WHAT YOU NEED TO DO –
Your copy should contain exactly the lines from the one that holds "Give me the" through the end of the material, reproduced as written, with no pictures.

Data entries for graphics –

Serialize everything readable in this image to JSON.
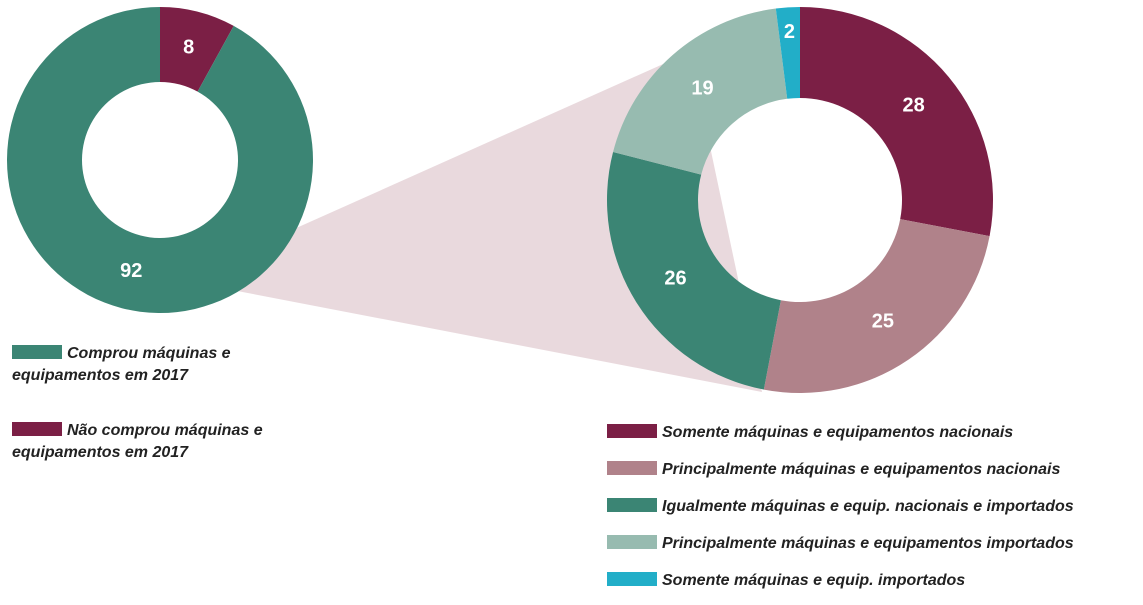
{
  "chart_data": [
    {
      "type": "donut",
      "categories": [
        "Não comprou máquinas e equipamentos em 2017",
        "Comprou máquinas e equipamentos em 2017"
      ],
      "values": [
        8,
        92
      ],
      "colors": [
        "#7b1f45",
        "#3b8574"
      ],
      "legend_order": [
        1,
        0
      ]
    },
    {
      "type": "donut",
      "categories": [
        "Somente máquinas e equipamentos nacionais",
        "Principalmente máquinas e equipamentos nacionais",
        "Igualmente máquinas e equip. nacionais e importados",
        "Principalmente máquinas e equipamentos importados",
        "Somente máquinas e equip. importados"
      ],
      "values": [
        28,
        25,
        26,
        19,
        2
      ],
      "colors": [
        "#7b1f45",
        "#b0828a",
        "#3b8574",
        "#97bbb0",
        "#22aec8"
      ],
      "legend_order": [
        0,
        1,
        2,
        3,
        4
      ]
    }
  ]
}
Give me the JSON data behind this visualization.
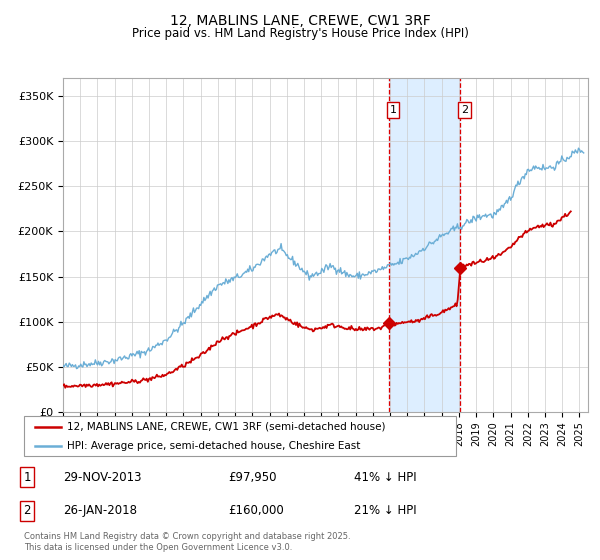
{
  "title": "12, MABLINS LANE, CREWE, CW1 3RF",
  "subtitle": "Price paid vs. HM Land Registry's House Price Index (HPI)",
  "hpi_color": "#6baed6",
  "price_color": "#cc0000",
  "sale1_t": 2013.916,
  "sale1_price": 97950,
  "sale2_t": 2018.083,
  "sale2_price": 160000,
  "legend_line1": "12, MABLINS LANE, CREWE, CW1 3RF (semi-detached house)",
  "legend_line2": "HPI: Average price, semi-detached house, Cheshire East",
  "footer": "Contains HM Land Registry data © Crown copyright and database right 2025.\nThis data is licensed under the Open Government Licence v3.0.",
  "ylim": [
    0,
    370000
  ],
  "yticks": [
    0,
    50000,
    100000,
    150000,
    200000,
    250000,
    300000,
    350000
  ],
  "ytick_labels": [
    "£0",
    "£50K",
    "£100K",
    "£150K",
    "£200K",
    "£250K",
    "£300K",
    "£350K"
  ],
  "xlim_start": 1995,
  "xlim_end": 2025.5,
  "background_color": "#ffffff",
  "shaded_color": "#ddeeff",
  "grid_color": "#cccccc"
}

ANSWER –
Give me the JSON data behind this visualization.
{
  "title": "12, MABLINS LANE, CREWE, CW1 3RF",
  "subtitle": "Price paid vs. HM Land Registry's House Price Index (HPI)",
  "hpi_color": "#6baed6",
  "price_color": "#cc0000",
  "sale1_t": 2013.916,
  "sale1_price": 97950,
  "sale2_t": 2018.083,
  "sale2_price": 160000,
  "legend_line1": "12, MABLINS LANE, CREWE, CW1 3RF (semi-detached house)",
  "legend_line2": "HPI: Average price, semi-detached house, Cheshire East",
  "footer": "Contains HM Land Registry data © Crown copyright and database right 2025.\nThis data is licensed under the Open Government Licence v3.0.",
  "ylim": [
    0,
    370000
  ],
  "yticks": [
    0,
    50000,
    100000,
    150000,
    200000,
    250000,
    300000,
    350000
  ],
  "ytick_labels": [
    "£0",
    "£50K",
    "£100K",
    "£150K",
    "£200K",
    "£250K",
    "£300K",
    "£350K"
  ],
  "xlim_start": 1995,
  "xlim_end": 2025.5,
  "background_color": "#ffffff",
  "shaded_color": "#ddeeff",
  "grid_color": "#cccccc"
}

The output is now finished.